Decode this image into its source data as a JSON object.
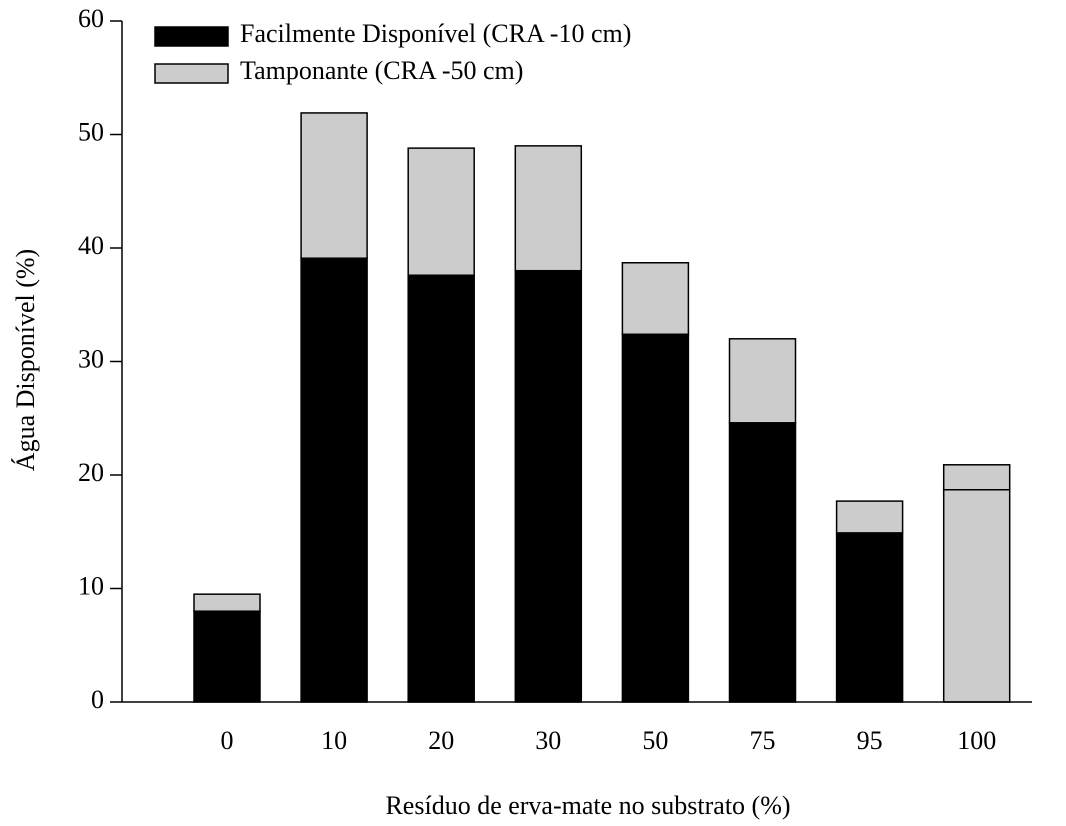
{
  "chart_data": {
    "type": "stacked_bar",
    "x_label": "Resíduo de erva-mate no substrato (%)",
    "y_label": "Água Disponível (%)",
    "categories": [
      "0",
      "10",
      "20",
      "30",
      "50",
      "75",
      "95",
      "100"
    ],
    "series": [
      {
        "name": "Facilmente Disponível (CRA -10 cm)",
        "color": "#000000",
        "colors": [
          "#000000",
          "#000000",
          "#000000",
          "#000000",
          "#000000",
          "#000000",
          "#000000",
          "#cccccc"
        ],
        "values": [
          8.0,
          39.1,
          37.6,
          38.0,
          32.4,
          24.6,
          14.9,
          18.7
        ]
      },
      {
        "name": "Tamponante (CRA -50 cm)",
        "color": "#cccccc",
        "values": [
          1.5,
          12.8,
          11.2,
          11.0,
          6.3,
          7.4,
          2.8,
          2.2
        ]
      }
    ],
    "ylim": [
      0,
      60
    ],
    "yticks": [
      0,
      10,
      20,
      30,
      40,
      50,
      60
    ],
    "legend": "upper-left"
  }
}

__________

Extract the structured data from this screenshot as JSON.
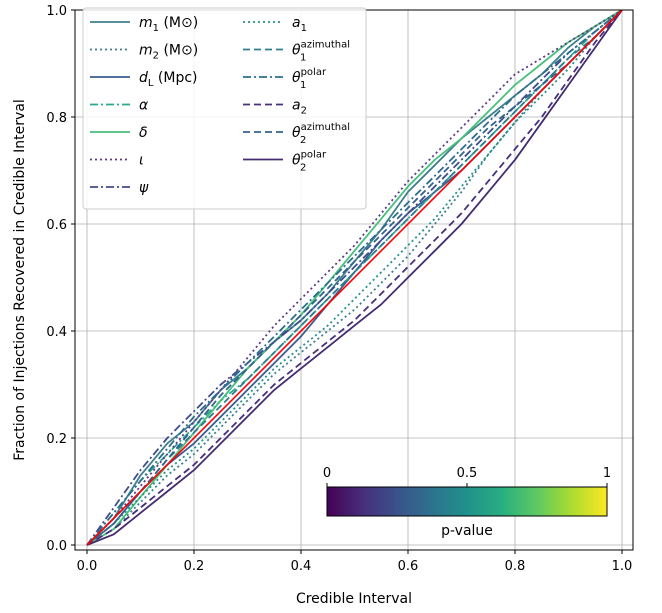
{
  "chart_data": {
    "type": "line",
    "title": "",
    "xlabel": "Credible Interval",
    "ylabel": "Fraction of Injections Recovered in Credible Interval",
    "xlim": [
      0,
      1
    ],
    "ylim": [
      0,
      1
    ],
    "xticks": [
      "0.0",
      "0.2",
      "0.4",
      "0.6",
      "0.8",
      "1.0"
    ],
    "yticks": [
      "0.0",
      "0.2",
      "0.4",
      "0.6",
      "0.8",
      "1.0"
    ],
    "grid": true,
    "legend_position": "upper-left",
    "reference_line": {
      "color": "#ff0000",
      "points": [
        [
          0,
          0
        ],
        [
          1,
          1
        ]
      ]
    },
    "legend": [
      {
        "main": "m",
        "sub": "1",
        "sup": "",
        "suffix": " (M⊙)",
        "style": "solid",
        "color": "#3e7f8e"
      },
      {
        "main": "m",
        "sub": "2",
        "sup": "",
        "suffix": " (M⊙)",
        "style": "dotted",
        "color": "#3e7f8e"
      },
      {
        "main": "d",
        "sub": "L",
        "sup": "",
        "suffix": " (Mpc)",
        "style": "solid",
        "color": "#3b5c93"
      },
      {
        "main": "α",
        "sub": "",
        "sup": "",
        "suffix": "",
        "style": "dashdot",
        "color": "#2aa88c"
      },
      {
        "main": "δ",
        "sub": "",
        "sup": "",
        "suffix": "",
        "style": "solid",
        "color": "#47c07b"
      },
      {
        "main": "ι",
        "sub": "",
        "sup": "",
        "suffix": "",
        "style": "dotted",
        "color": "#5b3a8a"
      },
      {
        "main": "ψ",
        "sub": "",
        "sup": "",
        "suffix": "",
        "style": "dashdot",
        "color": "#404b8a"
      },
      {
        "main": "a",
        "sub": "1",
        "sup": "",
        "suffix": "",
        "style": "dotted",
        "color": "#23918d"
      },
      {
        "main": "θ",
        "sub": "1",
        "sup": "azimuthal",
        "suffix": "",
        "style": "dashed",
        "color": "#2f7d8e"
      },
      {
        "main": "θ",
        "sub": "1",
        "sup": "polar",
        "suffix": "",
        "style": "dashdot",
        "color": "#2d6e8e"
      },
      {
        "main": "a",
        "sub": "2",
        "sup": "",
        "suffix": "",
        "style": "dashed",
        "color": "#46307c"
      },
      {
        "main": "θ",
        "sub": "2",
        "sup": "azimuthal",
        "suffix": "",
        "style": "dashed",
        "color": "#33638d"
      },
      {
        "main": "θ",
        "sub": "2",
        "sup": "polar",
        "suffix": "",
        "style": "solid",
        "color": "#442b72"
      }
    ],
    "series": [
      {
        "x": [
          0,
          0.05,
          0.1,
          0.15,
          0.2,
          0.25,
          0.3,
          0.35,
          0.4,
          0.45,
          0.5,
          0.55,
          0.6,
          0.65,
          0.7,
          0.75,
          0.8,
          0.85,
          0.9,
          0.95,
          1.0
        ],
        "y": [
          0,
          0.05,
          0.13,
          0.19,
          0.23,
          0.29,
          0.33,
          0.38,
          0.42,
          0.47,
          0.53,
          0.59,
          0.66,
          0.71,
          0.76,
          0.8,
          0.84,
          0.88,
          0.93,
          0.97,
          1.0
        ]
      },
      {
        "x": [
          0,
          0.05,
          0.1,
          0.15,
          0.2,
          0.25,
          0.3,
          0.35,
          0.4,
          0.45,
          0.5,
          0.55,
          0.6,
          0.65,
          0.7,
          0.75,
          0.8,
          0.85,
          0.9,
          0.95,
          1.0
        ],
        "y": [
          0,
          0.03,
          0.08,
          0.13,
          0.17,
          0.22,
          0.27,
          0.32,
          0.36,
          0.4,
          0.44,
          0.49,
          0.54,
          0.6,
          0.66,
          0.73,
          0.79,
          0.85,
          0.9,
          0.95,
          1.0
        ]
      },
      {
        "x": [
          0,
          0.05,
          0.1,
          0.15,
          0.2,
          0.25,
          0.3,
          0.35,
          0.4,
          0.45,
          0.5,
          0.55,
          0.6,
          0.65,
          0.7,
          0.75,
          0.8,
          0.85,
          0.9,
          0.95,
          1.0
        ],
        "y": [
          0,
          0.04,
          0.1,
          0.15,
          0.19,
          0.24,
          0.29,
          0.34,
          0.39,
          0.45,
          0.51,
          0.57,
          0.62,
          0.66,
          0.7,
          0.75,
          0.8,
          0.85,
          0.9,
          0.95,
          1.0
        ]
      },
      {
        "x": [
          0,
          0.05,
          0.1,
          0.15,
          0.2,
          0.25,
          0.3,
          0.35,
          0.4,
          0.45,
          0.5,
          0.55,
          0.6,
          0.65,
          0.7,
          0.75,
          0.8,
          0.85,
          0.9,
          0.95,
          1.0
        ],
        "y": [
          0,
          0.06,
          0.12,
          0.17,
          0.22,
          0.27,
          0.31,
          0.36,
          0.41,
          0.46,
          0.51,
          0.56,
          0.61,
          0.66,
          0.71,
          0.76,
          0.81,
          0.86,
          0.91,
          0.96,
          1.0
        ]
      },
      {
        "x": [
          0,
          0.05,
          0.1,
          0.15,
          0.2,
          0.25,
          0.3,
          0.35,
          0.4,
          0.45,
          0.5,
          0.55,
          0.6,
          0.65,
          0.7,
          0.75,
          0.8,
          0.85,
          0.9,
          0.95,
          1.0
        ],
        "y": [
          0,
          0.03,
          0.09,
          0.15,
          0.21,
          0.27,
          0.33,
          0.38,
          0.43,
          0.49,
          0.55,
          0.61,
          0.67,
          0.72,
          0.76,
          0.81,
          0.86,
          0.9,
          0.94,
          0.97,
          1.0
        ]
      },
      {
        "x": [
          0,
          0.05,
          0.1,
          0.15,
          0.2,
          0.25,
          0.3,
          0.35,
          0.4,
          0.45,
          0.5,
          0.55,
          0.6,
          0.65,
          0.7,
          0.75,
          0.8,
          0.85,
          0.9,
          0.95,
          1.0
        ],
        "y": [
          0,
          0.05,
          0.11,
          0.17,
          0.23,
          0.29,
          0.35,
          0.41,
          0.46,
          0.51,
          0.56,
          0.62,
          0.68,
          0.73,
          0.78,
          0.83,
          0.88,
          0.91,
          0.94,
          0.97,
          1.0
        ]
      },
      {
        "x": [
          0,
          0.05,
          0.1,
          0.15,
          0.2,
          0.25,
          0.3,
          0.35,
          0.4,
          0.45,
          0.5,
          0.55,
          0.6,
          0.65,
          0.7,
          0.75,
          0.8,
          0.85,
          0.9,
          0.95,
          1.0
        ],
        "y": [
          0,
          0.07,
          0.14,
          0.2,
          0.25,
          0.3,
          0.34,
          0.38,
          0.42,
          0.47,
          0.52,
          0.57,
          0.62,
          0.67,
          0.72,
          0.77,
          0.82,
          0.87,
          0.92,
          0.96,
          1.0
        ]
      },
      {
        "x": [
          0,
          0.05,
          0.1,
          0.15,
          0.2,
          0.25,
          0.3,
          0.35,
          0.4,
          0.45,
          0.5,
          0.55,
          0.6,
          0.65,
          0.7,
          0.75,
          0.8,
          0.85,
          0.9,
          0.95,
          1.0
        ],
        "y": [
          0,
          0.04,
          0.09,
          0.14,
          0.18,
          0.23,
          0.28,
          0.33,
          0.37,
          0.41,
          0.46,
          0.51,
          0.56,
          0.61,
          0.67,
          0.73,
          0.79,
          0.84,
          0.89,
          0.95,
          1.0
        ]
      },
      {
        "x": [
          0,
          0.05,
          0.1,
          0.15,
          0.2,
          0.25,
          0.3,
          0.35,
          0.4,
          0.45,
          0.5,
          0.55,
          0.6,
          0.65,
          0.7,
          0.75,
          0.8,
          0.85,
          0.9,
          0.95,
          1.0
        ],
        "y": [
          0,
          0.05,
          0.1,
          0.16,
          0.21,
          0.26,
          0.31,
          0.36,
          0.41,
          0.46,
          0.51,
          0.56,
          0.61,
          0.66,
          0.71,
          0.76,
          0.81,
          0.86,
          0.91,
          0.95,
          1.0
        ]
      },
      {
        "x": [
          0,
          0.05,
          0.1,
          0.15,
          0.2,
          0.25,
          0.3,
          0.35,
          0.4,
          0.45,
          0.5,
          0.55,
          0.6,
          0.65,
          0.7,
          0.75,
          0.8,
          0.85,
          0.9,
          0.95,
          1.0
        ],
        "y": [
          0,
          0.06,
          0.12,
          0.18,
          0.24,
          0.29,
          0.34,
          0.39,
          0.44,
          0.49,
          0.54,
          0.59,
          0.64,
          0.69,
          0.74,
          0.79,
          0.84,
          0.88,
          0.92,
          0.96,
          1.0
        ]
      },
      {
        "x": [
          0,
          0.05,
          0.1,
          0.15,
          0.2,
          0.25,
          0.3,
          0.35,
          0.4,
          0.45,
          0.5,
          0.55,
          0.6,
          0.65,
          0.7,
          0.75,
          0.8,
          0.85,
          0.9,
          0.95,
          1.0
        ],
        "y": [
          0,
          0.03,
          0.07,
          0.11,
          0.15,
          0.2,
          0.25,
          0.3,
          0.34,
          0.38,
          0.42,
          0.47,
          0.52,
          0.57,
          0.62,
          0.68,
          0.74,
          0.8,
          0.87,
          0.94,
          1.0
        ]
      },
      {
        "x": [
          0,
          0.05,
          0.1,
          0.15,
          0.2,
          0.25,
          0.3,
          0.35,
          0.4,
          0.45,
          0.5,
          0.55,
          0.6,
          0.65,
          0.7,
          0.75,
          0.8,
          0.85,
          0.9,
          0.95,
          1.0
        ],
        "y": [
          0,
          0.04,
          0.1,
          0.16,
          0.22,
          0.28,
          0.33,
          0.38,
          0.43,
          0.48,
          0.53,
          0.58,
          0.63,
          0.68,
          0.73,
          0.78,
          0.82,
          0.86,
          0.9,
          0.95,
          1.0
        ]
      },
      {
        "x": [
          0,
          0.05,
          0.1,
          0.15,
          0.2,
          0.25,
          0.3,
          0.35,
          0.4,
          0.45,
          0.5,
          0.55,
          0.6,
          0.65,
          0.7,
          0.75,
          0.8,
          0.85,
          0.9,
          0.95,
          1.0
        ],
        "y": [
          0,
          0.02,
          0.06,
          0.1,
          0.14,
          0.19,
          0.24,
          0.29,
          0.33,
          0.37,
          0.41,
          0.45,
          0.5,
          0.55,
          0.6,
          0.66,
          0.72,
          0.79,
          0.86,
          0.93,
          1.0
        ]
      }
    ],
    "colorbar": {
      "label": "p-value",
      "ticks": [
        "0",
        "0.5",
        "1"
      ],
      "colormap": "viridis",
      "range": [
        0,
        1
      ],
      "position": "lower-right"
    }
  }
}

__________

Task description: Check each line above for "JSON" and return the ones that have it.

Solution:
Decode this image into its source data as a JSON object.
Extract the structured data from this screenshot as JSON.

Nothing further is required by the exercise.